**Required work**
Copy all the data exactly, except the pictures.
◆ ◆ ◆ ◆ ◆ ◆ ◆
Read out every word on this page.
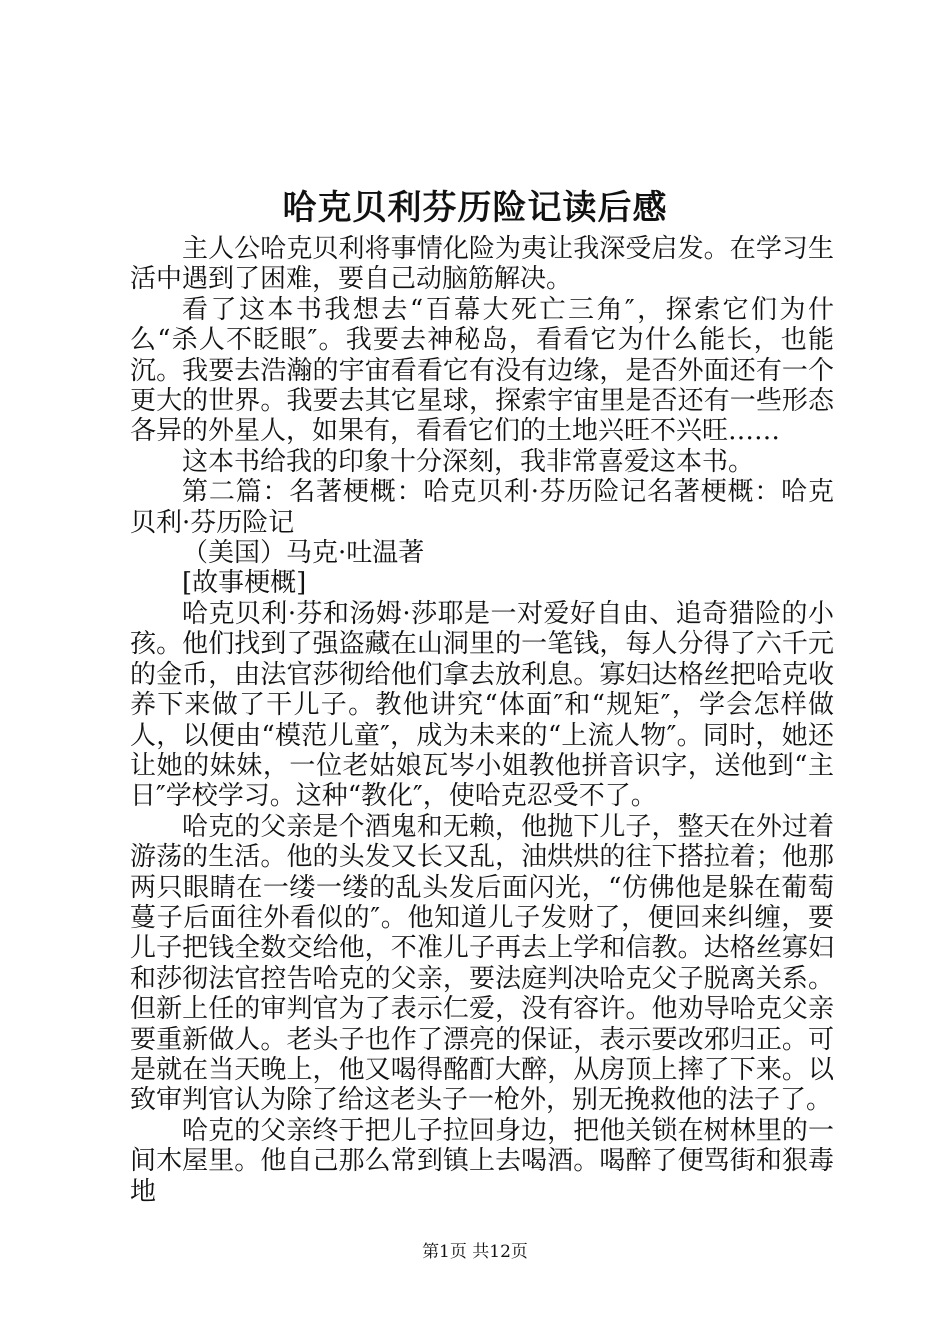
哈克贝利芬历险记读后感

主人公哈克贝利将事情化险为夷让我深受启发。在学习生活中遇到了困难，要自己动脑筋解决。

看了这本书我想去“百幕大死亡三角″，探索它们为什么“杀人不眨眼″。我要去神秘岛，看看它为什么能长，也能沉。我要去浩瀚的宇宙看看它有没有边缘，是否外面还有一个更大的世界。我要去其它星球，探索宇宙里是否还有一些形态各异的外星人，如果有，看看它们的土地兴旺不兴旺……

这本书给我的印象十分深刻，我非常喜爱这本书。

第二篇：名著梗概：哈克贝利·芬历险记名著梗概：哈克贝利·芬历险记

（美国）马克·吐温著

[故事梗概]

哈克贝利·芬和汤姆·莎耶是一对爱好自由、追奇猎险的小孩。他们找到了强盗藏在山洞里的一笔钱，每人分得了六千元的金币，由法官莎彻给他们拿去放利息。寡妇达格丝把哈克收养下来做了干儿子。教他讲究“体面″和“规矩″，学会怎样做人，以便由“模范儿童″，成为未来的“上流人物″。同时，她还让她的妹妹，一位老姑娘瓦岑小姐教他拼音识字，送他到“主日″学校学习。这种“教化″，使哈克忍受不了。

哈克的父亲是个酒鬼和无赖，他抛下儿子，整天在外过着游荡的生活。他的头发又长又乱，油烘烘的往下搭拉着；他那两只眼睛在一缕一缕的乱头发后面闪光，“仿佛他是躲在葡萄蔓子后面往外看似的″。他知道儿子发财了，便回来纠缠，要儿子把钱全数交给他，不准儿子再去上学和信教。达格丝寡妇和莎彻法官控告哈克的父亲，要法庭判决哈克父子脱离关系。但新上任的审判官为了表示仁爱，没有容许。他劝导哈克父亲要重新做人。老头子也作了漂亮的保证，表示要改邪归正。可是就在当天晚上，他又喝得酩酊大醉，从房顶上摔了下来。以致审判官认为除了给这老头子一枪外，别无挽救他的法子了。

哈克的父亲终于把儿子拉回身边，把他关锁在树林里的一间木屋里。他自己那么常到镇上去喝酒。喝醉了便骂街和狠毒地

第1页 共12页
◆ ◆ ◆ ◆ ◆ ◆ ◆
**Result below**
Read out every word on this page.
哈克贝利芬历险记读后感

主人公哈克贝利将事情化险为夷让我深受启发。在学习生活中遇到了困难，要自己动脑筋解决。

看了这本书我想去“百幕大死亡三角″，探索它们为什么“杀人不眨眼″。我要去神秘岛，看看它为什么能长，也能沉。我要去浩瀚的宇宙看看它有没有边缘，是否外面还有一个更大的世界。我要去其它星球，探索宇宙里是否还有一些形态各异的外星人，如果有，看看它们的土地兴旺不兴旺……

这本书给我的印象十分深刻，我非常喜爱这本书。

第二篇：名著梗概：哈克贝利·芬历险记名著梗概：哈克贝利·芬历险记

（美国）马克·吐温著

[故事梗概]

哈克贝利·芬和汤姆·莎耶是一对爱好自由、追奇猎险的小孩。他们找到了强盗藏在山洞里的一笔钱，每人分得了六千元的金币，由法官莎彻给他们拿去放利息。寡妇达格丝把哈克收养下来做了干儿子。教他讲究“体面″和“规矩″，学会怎样做人，以便由“模范儿童″，成为未来的“上流人物″。同时，她还让她的妹妹，一位老姑娘瓦岑小姐教他拼音识字，送他到“主日″学校学习。这种“教化″，使哈克忍受不了。

哈克的父亲是个酒鬼和无赖，他抛下儿子，整天在外过着游荡的生活。他的头发又长又乱，油烘烘的往下搭拉着；他那两只眼睛在一缕一缕的乱头发后面闪光，“仿佛他是躲在葡萄蔓子后面往外看似的″。他知道儿子发财了，便回来纠缠，要儿子把钱全数交给他，不准儿子再去上学和信教。达格丝寡妇和莎彻法官控告哈克的父亲，要法庭判决哈克父子脱离关系。但新上任的审判官为了表示仁爱，没有容许。他劝导哈克父亲要重新做人。老头子也作了漂亮的保证，表示要改邪归正。可是就在当天晚上，他又喝得酩酊大醉，从房顶上摔了下来。以致审判官认为除了给这老头子一枪外，别无挽救他的法子了。

哈克的父亲终于把儿子拉回身边，把他关锁在树林里的一间木屋里。他自己那么常到镇上去喝酒。喝醉了便骂街和狠毒地

第1页 共12页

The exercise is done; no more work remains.